------ Entries provided ------

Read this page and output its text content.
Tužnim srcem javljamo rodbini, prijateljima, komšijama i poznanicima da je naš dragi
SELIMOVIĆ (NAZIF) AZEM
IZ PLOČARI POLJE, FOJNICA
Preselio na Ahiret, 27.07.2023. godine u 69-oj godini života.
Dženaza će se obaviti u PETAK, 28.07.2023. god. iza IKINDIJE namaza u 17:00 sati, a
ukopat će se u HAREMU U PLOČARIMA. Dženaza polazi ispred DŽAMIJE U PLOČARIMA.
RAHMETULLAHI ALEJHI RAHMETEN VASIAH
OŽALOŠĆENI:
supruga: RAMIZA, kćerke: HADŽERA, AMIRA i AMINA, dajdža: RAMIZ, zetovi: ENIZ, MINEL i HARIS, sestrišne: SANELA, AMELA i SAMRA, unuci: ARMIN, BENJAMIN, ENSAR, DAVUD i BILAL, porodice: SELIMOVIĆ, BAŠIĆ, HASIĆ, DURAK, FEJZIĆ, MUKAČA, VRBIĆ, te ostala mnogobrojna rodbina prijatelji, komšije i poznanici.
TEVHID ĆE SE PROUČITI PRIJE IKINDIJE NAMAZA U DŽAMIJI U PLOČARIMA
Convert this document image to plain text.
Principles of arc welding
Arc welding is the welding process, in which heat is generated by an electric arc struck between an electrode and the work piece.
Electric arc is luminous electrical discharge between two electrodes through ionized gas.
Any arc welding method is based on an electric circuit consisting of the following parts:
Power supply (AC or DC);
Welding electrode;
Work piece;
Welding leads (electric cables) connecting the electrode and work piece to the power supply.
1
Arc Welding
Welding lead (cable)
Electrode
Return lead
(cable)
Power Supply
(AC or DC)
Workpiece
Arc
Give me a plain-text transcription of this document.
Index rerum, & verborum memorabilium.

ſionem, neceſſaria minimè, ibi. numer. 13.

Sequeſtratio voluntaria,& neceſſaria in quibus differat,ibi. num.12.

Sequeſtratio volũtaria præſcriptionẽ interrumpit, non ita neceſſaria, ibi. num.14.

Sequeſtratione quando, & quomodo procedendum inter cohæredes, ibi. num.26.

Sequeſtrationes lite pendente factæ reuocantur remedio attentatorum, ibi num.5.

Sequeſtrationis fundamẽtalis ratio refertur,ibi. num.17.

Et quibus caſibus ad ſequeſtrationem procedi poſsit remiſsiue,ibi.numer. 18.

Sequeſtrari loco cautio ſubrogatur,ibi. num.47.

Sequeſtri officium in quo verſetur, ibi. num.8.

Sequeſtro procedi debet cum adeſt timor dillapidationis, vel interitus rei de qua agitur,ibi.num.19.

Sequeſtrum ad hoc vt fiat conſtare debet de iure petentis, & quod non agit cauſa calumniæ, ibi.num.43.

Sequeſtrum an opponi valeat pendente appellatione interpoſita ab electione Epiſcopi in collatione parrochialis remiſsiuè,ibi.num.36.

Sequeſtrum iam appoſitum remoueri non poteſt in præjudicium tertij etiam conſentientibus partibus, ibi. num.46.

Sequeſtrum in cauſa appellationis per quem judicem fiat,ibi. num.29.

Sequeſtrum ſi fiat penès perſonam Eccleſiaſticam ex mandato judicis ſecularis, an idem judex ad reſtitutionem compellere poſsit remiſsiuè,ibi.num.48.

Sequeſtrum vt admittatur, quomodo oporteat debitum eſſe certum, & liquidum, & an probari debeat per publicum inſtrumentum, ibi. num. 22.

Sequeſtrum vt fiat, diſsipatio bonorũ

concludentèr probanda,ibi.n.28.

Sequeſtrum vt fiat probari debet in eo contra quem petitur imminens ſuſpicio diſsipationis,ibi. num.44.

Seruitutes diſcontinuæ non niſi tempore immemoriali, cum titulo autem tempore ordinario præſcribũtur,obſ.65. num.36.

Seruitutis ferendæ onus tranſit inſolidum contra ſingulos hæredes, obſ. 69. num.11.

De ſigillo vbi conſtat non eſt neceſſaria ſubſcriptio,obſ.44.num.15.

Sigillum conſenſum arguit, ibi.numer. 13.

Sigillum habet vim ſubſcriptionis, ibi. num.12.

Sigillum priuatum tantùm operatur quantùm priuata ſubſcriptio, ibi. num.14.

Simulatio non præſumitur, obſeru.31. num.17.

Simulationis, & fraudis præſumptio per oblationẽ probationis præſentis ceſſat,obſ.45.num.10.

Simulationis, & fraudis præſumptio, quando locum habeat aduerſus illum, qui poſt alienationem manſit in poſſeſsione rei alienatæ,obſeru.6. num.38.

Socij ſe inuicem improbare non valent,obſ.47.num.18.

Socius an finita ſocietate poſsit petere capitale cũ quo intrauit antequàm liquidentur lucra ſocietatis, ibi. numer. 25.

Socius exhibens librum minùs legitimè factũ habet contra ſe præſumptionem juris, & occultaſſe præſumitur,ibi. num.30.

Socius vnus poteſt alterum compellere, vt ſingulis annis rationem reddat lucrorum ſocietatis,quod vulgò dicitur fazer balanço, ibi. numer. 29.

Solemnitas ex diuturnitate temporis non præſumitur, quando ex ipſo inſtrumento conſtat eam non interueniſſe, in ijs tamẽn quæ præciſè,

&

------

Read through the data and copy every line where "quem" shows up.

Task answer:
Sequeſtrum in cauſa appellationis per quem judicem fiat,ibi. num.29.
Sequeſtrum vt fiat probari debet in eo contra quem petitur imminens ſuſpicio diſsipationis,ibi. num.44.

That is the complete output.